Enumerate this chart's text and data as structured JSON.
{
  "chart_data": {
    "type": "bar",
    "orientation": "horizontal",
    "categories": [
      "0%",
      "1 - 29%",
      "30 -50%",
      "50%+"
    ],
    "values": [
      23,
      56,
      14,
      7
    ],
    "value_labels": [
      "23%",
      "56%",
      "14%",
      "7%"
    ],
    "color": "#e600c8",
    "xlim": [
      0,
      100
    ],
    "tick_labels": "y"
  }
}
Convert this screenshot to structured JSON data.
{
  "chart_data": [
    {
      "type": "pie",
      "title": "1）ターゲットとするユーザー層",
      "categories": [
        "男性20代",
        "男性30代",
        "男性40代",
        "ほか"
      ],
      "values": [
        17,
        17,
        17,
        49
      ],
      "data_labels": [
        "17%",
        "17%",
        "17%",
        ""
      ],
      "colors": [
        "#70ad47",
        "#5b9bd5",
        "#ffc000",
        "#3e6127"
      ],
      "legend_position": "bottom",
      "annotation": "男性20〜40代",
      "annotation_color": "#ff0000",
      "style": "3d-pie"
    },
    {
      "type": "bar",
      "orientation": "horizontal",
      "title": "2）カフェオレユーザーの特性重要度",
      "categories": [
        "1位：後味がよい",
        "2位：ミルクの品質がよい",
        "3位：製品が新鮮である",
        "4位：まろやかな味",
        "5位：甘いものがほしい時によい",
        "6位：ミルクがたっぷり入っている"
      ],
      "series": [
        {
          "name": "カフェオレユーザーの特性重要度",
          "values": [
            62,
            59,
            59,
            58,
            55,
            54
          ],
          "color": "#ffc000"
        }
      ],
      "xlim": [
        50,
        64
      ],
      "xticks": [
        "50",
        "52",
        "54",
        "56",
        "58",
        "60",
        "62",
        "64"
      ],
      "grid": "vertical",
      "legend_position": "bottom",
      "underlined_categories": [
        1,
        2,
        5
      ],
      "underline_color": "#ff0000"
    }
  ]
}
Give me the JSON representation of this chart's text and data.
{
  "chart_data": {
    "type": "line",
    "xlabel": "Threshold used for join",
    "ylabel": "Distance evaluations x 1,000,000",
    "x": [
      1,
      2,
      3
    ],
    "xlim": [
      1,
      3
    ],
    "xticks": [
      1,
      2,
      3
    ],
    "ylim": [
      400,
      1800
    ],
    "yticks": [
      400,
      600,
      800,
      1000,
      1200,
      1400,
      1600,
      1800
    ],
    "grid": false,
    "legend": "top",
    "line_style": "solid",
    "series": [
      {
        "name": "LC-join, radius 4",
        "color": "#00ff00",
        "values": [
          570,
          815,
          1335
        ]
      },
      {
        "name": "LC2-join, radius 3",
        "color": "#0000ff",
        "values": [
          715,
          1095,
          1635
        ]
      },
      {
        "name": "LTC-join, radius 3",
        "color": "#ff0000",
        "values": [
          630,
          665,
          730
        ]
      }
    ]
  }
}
- - -
**THE REQUEST**. Within the entries above, how many lines contain "title"? Respond with the number only.

**ANSWER TO THIS TASK**. 2